■ WORK TO COMPLETE: Every record should be written out exactly, with the pictures left out.

■ Data entries:
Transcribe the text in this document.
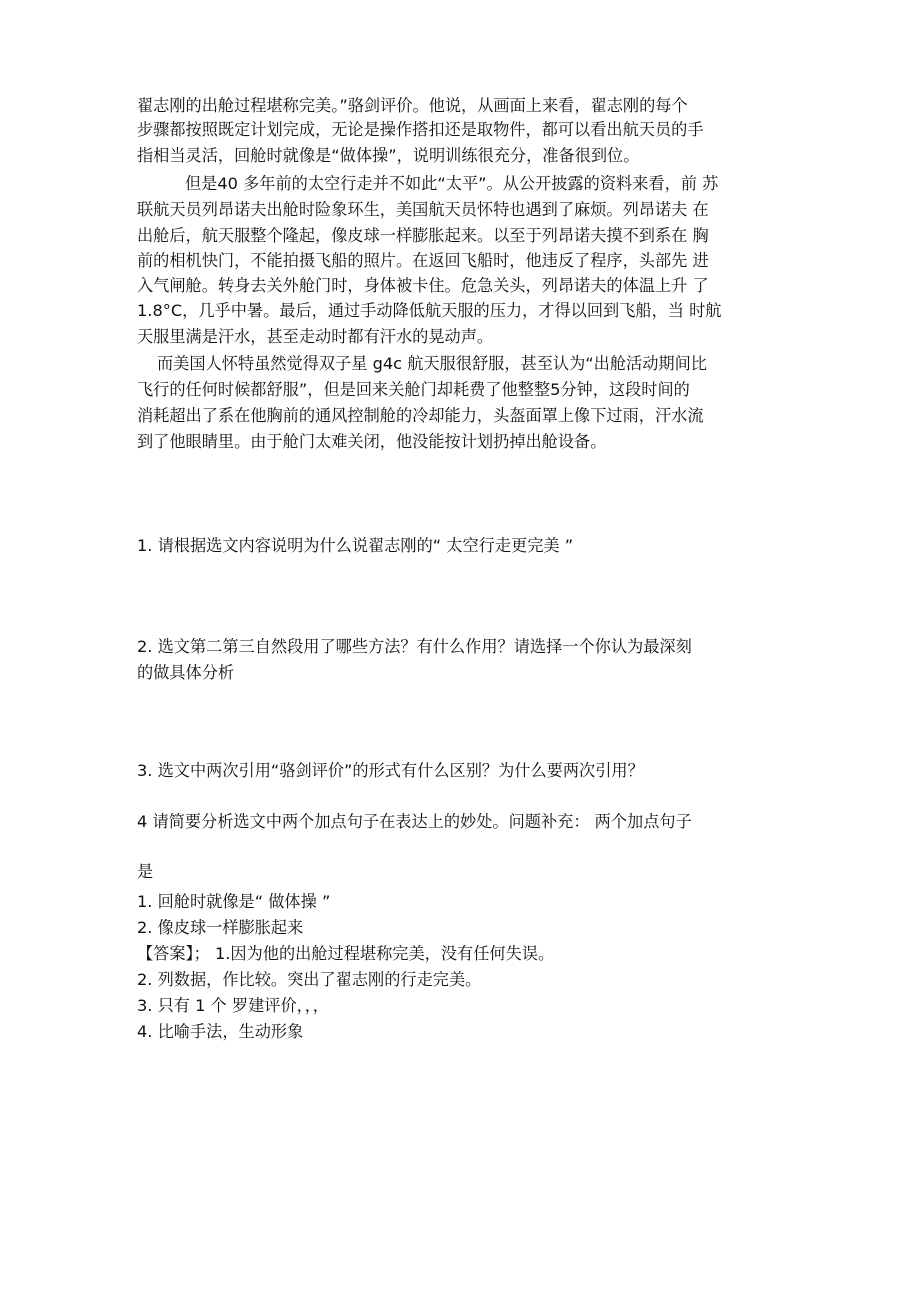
翟志刚的出舱过程堪称完美。”骆剑评价。他说，从画面上来看，翟志刚的每个
步骤都按照既定计划完成，无论是操作搭扣还是取物件，都可以看出航天员的手
指相当灵活，回舱时就像是“做体操”，说明训练很充分，准备很到位。
但是40 多年前的太空行走并不如此“太平”。从公开披露的资料来看，前 苏
联航天员列昂诺夫出舱时险象环生，美国航天员怀特也遇到了麻烦。列昂诺夫 在
出舱后，航天服整个隆起，像皮球一样膨胀起来。以至于列昂诺夫摸不到系在 胸
前的相机快门，不能拍摄飞船的照片。在返回飞船时，他违反了程序，头部先 进
入气闸舱。转身去关外舱门时，身体被卡住。危急关头，列昂诺夫的体温上升 了
1.8°C，几乎中暑。最后，通过手动降低航天服的压力，才得以回到飞船，当 时航
天服里满是汗水，甚至走动时都有汗水的晃动声。
而美国人怀特虽然觉得双子星 g4c 航天服很舒服，甚至认为“出舱活动期间比
飞行的任何时候都舒服”，但是回来关舱门却耗费了他整整5分钟，这段时间的
消耗超出了系在他胸前的通风控制舱的冷却能力，头盔面罩上像下过雨，汗水流
到了他眼睛里。由于舱门太难关闭，他没能按计划扔掉出舱设备。
1. 请根据选文内容说明为什么说翟志刚的“ 太空行走更完美 ”
2. 选文第二第三自然段用了哪些方法？有什么作用？请选择一个你认为最深刻
的做具体分析
3. 选文中两次引用“骆剑评价”的形式有什么区别？为什么要两次引用？
4 请简要分析选文中两个加点句子在表达上的妙处。问题补充： 两个加点句子
是
1. 回舱时就像是“ 做体操 ”
2. 像皮球一样膨胀起来
【答案】； 1.因为他的出舱过程堪称完美，没有任何失误。
2. 列数据，作比较。突出了翟志刚的行走完美。
3. 只有 1 个 罗建评价，，，
4. 比喻手法，生动形象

■ IN RESPONSE:
Transcribe the text in this document.
翟志刚的出舱过程堪称完美。”骆剑评价。他说，从画面上来看，翟志刚的每个
步骤都按照既定计划完成，无论是操作搭扣还是取物件，都可以看出航天员的手
指相当灵活，回舱时就像是“做体操”，说明训练很充分，准备很到位。
但是40 多年前的太空行走并不如此“太平”。从公开披露的资料来看，前 苏
联航天员列昂诺夫出舱时险象环生，美国航天员怀特也遇到了麻烦。列昂诺夫 在
出舱后，航天服整个隆起，像皮球一样膨胀起来。以至于列昂诺夫摸不到系在 胸
前的相机快门，不能拍摄飞船的照片。在返回飞船时，他违反了程序，头部先 进
入气闸舱。转身去关外舱门时，身体被卡住。危急关头，列昂诺夫的体温上升 了
1.8°C，几乎中暑。最后，通过手动降低航天服的压力，才得以回到飞船，当 时航
天服里满是汗水，甚至走动时都有汗水的晃动声。
而美国人怀特虽然觉得双子星 g4c 航天服很舒服，甚至认为“出舱活动期间比
飞行的任何时候都舒服”，但是回来关舱门却耗费了他整整5分钟，这段时间的
消耗超出了系在他胸前的通风控制舱的冷却能力，头盔面罩上像下过雨，汗水流
到了他眼睛里。由于舱门太难关闭，他没能按计划扔掉出舱设备。
1. 请根据选文内容说明为什么说翟志刚的“ 太空行走更完美 ”
2. 选文第二第三自然段用了哪些方法？有什么作用？请选择一个你认为最深刻
的做具体分析
3. 选文中两次引用“骆剑评价”的形式有什么区别？为什么要两次引用？
4 请简要分析选文中两个加点句子在表达上的妙处。问题补充： 两个加点句子
是
1. 回舱时就像是“ 做体操 ”
2. 像皮球一样膨胀起来
【答案】； 1.因为他的出舱过程堪称完美，没有任何失误。
2. 列数据，作比较。突出了翟志刚的行走完美。
3. 只有 1 个 罗建评价，，，
4. 比喻手法，生动形象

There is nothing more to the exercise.